Collected data entries:
• • • •

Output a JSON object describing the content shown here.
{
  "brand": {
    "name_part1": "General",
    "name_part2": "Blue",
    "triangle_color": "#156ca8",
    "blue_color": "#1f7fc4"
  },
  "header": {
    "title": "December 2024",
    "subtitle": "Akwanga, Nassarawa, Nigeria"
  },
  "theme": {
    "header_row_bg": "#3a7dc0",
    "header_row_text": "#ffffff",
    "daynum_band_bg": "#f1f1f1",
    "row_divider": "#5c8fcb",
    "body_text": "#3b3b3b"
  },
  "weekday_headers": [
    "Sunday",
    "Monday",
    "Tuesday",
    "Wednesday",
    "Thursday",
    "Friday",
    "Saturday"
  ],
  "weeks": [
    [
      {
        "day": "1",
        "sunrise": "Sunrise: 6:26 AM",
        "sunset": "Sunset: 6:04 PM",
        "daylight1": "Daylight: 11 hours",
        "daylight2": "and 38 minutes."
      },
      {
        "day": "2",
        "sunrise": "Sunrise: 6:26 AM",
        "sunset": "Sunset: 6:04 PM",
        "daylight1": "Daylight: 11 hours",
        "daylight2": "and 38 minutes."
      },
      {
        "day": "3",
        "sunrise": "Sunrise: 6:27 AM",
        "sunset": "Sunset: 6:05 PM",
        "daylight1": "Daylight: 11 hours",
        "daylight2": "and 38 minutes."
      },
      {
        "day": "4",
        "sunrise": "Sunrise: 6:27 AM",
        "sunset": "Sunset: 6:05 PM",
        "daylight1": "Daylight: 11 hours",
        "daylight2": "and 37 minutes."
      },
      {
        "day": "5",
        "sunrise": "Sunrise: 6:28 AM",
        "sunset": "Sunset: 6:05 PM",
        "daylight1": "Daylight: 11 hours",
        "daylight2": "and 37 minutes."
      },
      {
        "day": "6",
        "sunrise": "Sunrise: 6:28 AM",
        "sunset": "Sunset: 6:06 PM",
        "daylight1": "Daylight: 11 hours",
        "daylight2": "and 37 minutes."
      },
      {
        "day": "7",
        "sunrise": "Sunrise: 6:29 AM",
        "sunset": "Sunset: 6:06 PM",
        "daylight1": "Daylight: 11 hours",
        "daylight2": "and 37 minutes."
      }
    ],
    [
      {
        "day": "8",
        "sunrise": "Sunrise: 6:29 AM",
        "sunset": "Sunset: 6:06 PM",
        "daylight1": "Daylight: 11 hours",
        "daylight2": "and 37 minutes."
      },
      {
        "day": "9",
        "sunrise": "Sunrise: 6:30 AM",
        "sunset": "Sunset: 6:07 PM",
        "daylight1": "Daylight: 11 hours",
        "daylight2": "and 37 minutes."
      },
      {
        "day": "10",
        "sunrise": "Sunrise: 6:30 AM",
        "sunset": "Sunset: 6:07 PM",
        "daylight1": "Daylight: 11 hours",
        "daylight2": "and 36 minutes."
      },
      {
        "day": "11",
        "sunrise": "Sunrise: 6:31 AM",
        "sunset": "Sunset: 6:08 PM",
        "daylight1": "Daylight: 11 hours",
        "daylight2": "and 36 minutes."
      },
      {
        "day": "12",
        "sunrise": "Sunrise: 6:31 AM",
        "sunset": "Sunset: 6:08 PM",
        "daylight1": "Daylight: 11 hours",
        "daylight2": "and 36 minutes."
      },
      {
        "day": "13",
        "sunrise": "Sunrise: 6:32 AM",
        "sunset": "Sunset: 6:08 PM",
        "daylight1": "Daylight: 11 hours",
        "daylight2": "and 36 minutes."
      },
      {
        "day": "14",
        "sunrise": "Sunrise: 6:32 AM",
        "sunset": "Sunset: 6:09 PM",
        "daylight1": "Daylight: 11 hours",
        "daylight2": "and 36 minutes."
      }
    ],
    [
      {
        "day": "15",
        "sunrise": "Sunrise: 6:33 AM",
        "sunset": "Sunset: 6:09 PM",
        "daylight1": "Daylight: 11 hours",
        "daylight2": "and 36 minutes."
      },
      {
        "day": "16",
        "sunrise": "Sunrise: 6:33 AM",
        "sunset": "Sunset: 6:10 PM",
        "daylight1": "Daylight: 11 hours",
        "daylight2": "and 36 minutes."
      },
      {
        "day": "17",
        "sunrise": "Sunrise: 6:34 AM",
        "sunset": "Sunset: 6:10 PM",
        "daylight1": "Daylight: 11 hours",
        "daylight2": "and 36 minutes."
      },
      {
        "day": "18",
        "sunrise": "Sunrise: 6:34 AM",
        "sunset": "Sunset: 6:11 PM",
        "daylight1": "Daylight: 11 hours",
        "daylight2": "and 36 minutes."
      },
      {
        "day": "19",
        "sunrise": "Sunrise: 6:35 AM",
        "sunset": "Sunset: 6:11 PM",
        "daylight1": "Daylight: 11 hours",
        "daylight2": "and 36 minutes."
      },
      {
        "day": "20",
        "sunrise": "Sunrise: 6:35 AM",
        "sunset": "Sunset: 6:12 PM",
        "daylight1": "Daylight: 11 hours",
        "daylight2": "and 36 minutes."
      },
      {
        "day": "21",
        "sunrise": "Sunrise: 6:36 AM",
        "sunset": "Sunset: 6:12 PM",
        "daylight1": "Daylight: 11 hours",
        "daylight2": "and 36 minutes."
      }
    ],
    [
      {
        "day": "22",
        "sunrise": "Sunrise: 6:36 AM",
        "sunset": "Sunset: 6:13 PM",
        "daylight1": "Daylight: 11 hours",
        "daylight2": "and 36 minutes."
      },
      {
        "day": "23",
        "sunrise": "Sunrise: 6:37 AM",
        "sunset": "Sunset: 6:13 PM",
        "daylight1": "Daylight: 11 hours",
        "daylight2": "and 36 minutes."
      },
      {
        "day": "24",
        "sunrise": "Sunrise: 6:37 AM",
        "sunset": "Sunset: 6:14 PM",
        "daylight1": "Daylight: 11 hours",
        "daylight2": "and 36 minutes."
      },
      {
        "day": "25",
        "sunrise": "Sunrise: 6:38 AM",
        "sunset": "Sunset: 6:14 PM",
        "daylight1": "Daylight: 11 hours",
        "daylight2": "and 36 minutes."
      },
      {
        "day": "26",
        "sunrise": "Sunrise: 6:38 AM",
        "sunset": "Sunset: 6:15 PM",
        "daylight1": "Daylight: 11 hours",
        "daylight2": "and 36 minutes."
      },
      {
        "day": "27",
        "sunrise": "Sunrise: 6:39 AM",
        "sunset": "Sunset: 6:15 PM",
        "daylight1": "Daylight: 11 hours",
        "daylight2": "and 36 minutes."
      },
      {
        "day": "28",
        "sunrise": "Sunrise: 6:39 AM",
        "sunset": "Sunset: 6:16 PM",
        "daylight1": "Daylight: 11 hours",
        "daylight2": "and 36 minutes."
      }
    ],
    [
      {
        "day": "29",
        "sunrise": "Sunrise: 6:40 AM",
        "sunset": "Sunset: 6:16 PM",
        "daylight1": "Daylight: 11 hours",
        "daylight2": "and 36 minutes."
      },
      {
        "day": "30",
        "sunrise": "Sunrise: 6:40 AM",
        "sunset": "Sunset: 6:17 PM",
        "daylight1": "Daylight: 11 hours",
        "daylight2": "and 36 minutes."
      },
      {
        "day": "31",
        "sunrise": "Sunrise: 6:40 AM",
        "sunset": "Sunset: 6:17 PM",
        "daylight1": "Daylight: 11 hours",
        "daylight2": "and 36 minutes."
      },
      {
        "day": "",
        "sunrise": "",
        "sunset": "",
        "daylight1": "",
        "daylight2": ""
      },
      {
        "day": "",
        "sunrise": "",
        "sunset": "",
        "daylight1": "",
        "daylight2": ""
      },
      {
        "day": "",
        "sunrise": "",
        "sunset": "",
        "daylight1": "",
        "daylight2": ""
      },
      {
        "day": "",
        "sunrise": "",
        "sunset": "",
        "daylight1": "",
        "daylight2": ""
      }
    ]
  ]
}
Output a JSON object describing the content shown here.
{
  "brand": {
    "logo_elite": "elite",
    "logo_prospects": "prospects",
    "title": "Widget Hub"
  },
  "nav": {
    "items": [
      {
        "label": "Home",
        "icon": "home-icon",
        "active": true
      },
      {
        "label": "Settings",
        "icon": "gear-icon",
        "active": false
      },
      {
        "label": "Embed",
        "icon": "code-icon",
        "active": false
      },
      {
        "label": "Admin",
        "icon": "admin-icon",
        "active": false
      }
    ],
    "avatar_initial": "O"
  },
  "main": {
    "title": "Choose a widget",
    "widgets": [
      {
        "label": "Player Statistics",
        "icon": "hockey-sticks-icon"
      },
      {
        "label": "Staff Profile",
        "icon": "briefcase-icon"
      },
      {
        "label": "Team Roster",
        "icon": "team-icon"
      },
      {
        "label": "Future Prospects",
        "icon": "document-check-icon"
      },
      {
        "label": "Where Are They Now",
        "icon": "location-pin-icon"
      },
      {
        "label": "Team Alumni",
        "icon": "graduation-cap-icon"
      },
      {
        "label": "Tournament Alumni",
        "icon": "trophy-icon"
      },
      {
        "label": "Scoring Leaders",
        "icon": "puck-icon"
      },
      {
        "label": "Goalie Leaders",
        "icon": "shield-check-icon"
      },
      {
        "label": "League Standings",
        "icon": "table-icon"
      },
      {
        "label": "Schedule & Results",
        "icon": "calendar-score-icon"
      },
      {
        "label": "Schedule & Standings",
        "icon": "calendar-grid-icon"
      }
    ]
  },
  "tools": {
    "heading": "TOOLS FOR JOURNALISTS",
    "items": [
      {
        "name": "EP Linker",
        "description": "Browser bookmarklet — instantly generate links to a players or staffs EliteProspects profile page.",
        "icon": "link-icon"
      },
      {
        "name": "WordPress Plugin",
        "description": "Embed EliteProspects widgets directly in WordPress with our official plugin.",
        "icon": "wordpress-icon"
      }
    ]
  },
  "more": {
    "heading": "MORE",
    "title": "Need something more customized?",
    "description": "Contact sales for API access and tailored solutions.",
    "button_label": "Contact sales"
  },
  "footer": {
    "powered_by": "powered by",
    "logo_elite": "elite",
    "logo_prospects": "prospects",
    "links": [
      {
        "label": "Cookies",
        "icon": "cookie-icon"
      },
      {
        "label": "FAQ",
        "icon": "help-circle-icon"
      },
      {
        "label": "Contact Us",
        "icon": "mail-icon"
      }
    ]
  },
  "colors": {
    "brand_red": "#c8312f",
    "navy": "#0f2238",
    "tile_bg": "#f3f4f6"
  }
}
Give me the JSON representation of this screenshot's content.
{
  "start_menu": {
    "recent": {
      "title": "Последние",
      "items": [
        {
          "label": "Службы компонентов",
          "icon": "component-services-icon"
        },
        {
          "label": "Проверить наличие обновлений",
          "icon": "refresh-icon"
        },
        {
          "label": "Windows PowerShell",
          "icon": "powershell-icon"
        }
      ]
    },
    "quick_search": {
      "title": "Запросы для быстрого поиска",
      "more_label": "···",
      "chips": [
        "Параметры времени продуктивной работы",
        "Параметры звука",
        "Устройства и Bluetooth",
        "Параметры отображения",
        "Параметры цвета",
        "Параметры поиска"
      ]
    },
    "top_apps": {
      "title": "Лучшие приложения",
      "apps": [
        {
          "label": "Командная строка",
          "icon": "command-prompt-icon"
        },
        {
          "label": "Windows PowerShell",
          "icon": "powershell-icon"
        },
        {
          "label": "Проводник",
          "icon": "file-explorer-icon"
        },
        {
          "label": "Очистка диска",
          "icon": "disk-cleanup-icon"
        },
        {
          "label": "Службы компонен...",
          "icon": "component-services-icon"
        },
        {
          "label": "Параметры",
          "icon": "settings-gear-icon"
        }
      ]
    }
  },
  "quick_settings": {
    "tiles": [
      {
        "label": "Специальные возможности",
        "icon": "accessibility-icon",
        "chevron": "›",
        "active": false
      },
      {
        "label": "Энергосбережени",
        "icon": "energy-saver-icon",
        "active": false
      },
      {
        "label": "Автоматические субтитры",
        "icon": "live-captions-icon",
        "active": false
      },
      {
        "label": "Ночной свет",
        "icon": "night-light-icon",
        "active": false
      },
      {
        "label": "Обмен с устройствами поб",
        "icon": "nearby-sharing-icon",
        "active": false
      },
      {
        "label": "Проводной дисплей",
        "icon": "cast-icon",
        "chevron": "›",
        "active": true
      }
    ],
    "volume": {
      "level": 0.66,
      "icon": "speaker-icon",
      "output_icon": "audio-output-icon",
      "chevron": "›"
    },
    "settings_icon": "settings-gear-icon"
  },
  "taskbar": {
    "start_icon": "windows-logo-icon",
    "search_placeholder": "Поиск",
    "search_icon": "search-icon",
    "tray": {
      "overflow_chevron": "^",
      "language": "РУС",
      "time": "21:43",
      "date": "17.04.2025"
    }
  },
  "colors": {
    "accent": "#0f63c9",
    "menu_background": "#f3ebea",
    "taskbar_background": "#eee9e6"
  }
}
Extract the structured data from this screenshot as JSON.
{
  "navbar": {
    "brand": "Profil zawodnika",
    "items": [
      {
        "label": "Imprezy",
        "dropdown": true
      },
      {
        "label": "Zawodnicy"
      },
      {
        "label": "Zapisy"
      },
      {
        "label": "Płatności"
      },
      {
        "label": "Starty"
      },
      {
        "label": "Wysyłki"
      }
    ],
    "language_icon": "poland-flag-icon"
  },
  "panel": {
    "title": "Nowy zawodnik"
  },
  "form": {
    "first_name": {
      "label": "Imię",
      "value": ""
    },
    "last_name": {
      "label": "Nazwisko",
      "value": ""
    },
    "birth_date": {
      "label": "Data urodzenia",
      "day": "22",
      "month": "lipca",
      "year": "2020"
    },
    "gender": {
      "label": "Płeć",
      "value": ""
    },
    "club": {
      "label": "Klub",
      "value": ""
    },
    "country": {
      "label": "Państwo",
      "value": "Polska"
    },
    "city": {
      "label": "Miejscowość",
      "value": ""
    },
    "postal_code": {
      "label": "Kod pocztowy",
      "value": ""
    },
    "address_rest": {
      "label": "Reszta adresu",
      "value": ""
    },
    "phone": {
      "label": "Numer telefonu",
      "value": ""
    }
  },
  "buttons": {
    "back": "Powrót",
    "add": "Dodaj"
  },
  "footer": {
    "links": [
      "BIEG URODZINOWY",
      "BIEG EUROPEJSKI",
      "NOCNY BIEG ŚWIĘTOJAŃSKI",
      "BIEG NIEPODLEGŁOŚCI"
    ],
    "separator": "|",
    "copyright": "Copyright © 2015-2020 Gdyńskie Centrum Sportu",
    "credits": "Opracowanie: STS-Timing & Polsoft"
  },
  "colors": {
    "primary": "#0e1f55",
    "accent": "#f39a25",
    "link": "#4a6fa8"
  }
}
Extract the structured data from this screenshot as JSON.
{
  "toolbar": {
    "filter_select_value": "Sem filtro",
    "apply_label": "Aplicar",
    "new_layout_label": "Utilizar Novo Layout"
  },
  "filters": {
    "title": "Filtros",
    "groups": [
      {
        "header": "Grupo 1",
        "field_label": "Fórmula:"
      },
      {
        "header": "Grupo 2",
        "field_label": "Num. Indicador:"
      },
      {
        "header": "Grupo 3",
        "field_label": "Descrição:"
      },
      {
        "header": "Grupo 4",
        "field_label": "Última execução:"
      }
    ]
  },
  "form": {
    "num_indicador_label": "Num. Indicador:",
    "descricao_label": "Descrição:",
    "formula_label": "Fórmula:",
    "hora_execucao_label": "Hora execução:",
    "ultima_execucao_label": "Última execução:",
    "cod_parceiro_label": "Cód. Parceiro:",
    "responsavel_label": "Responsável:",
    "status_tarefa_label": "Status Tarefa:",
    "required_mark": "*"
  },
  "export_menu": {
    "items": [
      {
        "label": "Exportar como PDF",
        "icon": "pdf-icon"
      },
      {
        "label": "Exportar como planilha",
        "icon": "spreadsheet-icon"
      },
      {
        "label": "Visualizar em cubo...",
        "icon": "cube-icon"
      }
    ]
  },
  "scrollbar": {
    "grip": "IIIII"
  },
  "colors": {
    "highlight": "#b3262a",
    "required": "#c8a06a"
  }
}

• • • •

EXERCISE PROMPT: Pull out each line of the entries that contains "sales".

TASK RESPONSE:
    "description": "Contact sales for API access and tailored solutions.",
    "button_label": "Contact sales"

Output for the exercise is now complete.